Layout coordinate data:
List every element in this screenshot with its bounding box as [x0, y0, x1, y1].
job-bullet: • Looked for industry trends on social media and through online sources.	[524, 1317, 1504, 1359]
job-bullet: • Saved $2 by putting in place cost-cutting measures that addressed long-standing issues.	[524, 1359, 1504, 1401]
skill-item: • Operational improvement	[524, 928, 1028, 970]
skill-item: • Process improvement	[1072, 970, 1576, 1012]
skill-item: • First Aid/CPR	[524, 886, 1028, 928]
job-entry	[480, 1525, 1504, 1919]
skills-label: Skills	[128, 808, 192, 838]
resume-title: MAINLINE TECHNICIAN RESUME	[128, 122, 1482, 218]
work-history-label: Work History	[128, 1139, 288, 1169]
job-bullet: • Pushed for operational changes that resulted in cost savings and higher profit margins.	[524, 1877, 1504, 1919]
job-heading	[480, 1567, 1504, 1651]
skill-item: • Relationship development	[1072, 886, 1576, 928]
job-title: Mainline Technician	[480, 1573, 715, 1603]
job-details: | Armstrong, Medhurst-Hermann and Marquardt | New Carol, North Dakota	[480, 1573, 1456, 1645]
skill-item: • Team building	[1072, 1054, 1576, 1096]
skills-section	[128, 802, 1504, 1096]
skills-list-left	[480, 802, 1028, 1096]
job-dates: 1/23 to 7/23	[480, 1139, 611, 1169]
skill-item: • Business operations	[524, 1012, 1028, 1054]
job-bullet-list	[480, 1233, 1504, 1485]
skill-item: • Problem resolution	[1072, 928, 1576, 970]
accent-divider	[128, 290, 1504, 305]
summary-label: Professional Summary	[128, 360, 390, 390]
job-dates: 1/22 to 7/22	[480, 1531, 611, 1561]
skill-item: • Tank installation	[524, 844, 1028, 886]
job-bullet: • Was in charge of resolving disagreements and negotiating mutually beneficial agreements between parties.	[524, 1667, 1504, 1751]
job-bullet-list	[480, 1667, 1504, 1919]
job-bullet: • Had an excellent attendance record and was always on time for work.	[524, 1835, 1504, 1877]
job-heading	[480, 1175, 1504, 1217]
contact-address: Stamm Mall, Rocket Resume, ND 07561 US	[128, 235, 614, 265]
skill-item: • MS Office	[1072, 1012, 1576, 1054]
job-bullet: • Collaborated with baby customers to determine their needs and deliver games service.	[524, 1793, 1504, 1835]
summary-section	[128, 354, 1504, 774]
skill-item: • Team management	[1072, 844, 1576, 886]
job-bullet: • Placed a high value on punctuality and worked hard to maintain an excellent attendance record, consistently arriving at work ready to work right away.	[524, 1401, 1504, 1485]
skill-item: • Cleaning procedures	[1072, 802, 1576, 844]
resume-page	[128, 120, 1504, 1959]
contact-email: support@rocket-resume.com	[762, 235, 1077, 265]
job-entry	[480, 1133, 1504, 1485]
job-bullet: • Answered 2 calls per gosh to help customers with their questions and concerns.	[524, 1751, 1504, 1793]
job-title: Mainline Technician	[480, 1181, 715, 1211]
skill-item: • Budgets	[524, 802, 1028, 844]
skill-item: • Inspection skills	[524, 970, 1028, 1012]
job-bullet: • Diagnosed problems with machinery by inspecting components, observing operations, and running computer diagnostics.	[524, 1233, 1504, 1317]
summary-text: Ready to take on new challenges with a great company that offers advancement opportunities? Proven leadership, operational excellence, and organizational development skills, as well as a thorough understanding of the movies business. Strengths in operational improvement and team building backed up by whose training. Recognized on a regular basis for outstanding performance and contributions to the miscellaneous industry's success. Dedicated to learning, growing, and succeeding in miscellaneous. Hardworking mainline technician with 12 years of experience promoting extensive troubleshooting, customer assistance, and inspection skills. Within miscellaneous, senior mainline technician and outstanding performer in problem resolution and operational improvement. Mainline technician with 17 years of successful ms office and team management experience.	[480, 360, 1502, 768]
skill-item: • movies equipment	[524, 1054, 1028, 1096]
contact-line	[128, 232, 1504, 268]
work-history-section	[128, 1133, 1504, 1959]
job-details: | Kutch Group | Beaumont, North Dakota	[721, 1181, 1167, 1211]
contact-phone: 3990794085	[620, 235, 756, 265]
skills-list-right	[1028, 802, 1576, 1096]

▸ **EXERCISE REQUIREMENTS**
Format the records as a Markdown table with columns "No." and "Line", starting at the first line of the records and ending at the line containing "job-bullet: • Looked". Leave out blank lines.

▸ **RESPONSE TO THIS TASK**
| No. | Line |
|---|---|
| 1 | List every element in this screenshot with its bounding box as [x0, y0, x1, y1]. |
| 2 | job-bullet: • Looked for industry trends on social media and through online sources.	[524, 1317, 1504, 1359] |